Copy every entry exactly.

(Stored records)
-*-

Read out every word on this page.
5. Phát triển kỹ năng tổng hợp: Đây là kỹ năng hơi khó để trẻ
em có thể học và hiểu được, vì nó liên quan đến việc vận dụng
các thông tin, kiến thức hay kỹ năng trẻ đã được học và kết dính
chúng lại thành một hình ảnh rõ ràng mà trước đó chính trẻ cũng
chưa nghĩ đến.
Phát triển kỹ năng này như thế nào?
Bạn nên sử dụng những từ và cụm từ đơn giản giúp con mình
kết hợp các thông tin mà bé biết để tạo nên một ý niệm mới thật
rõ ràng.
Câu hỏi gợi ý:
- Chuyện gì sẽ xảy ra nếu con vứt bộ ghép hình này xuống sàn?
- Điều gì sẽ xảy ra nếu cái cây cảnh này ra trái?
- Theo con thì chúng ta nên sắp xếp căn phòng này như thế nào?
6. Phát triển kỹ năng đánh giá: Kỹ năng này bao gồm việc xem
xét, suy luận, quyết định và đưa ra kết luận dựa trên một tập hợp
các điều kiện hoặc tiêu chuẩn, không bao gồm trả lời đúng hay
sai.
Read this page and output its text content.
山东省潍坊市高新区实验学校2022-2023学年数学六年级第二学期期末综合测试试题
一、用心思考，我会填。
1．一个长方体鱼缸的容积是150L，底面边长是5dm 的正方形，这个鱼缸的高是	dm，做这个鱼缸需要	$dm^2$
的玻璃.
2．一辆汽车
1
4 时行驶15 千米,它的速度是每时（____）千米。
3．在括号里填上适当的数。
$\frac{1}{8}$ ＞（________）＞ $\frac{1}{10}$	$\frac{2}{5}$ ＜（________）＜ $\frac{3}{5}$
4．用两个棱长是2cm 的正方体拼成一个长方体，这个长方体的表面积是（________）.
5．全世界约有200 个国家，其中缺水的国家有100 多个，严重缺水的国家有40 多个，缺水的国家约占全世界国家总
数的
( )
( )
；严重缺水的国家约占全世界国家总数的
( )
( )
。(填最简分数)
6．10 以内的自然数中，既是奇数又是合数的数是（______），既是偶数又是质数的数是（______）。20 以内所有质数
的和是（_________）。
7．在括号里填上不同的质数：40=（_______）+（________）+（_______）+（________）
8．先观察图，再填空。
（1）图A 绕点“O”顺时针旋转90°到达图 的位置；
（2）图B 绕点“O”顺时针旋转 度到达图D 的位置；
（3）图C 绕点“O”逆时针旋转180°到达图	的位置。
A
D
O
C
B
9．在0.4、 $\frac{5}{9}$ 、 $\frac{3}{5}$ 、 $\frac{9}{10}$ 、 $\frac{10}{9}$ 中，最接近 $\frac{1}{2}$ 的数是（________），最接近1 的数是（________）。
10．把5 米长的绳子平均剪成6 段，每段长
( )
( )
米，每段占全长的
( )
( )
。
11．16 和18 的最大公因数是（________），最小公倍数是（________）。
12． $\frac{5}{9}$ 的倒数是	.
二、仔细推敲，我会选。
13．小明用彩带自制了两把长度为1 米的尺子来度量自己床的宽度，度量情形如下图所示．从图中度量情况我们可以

-*-

### Answer to the exercise
Read out every word on this page.
5. Phát triển kỹ năng tổng hợp: Đây là kỹ năng hơi khó để trẻ
em có thể học và hiểu được, vì nó liên quan đến việc vận dụng
các thông tin, kiến thức hay kỹ năng trẻ đã được học và kết dính
chúng lại thành một hình ảnh rõ ràng mà trước đó chính trẻ cũng
chưa nghĩ đến.
Phát triển kỹ năng này như thế nào?
Bạn nên sử dụng những từ và cụm từ đơn giản giúp con mình
kết hợp các thông tin mà bé biết để tạo nên một ý niệm mới thật
rõ ràng.
Câu hỏi gợi ý:
- Chuyện gì sẽ xảy ra nếu con vứt bộ ghép hình này xuống sàn?
- Điều gì sẽ xảy ra nếu cái cây cảnh này ra trái?
- Theo con thì chúng ta nên sắp xếp căn phòng này như thế nào?
6. Phát triển kỹ năng đánh giá: Kỹ năng này bao gồm việc xem
xét, suy luận, quyết định và đưa ra kết luận dựa trên một tập hợp
các điều kiện hoặc tiêu chuẩn, không bao gồm trả lời đúng hay
sai.
Read this page and output its text content.
山东省潍坊市高新区实验学校2022-2023学年数学六年级第二学期期末综合测试试题
一、用心思考，我会填。
1．一个长方体鱼缸的容积是150L，底面边长是5dm 的正方形，这个鱼缸的高是	dm，做这个鱼缸需要	$dm^2$
的玻璃.
2．一辆汽车
1
4 时行驶15 千米,它的速度是每时（____）千米。
3．在括号里填上适当的数。
$\frac{1}{8}$ ＞（________）＞ $\frac{1}{10}$	$\frac{2}{5}$ ＜（________）＜ $\frac{3}{5}$
4．用两个棱长是2cm 的正方体拼成一个长方体，这个长方体的表面积是（________）.
5．全世界约有200 个国家，其中缺水的国家有100 多个，严重缺水的国家有40 多个，缺水的国家约占全世界国家总
数的
( )
( )
；严重缺水的国家约占全世界国家总数的
( )
( )
。(填最简分数)
6．10 以内的自然数中，既是奇数又是合数的数是（______），既是偶数又是质数的数是（______）。20 以内所有质数
的和是（_________）。
7．在括号里填上不同的质数：40=（_______）+（________）+（_______）+（________）
8．先观察图，再填空。
（1）图A 绕点“O”顺时针旋转90°到达图 的位置；
（2）图B 绕点“O”顺时针旋转 度到达图D 的位置；
（3）图C 绕点“O”逆时针旋转180°到达图	的位置。
A
D
O
C
B
9．在0.4、 $\frac{5}{9}$ 、 $\frac{3}{5}$ 、 $\frac{9}{10}$ 、 $\frac{10}{9}$ 中，最接近 $\frac{1}{2}$ 的数是（________），最接近1 的数是（________）。
10．把5 米长的绳子平均剪成6 段，每段长
( )
( )
米，每段占全长的
( )
( )
。
11．16 和18 的最大公因数是（________），最小公倍数是（________）。
12． $\frac{5}{9}$ 的倒数是	.
二、仔细推敲，我会选。
13．小明用彩带自制了两把长度为1 米的尺子来度量自己床的宽度，度量情形如下图所示．从图中度量情况我们可以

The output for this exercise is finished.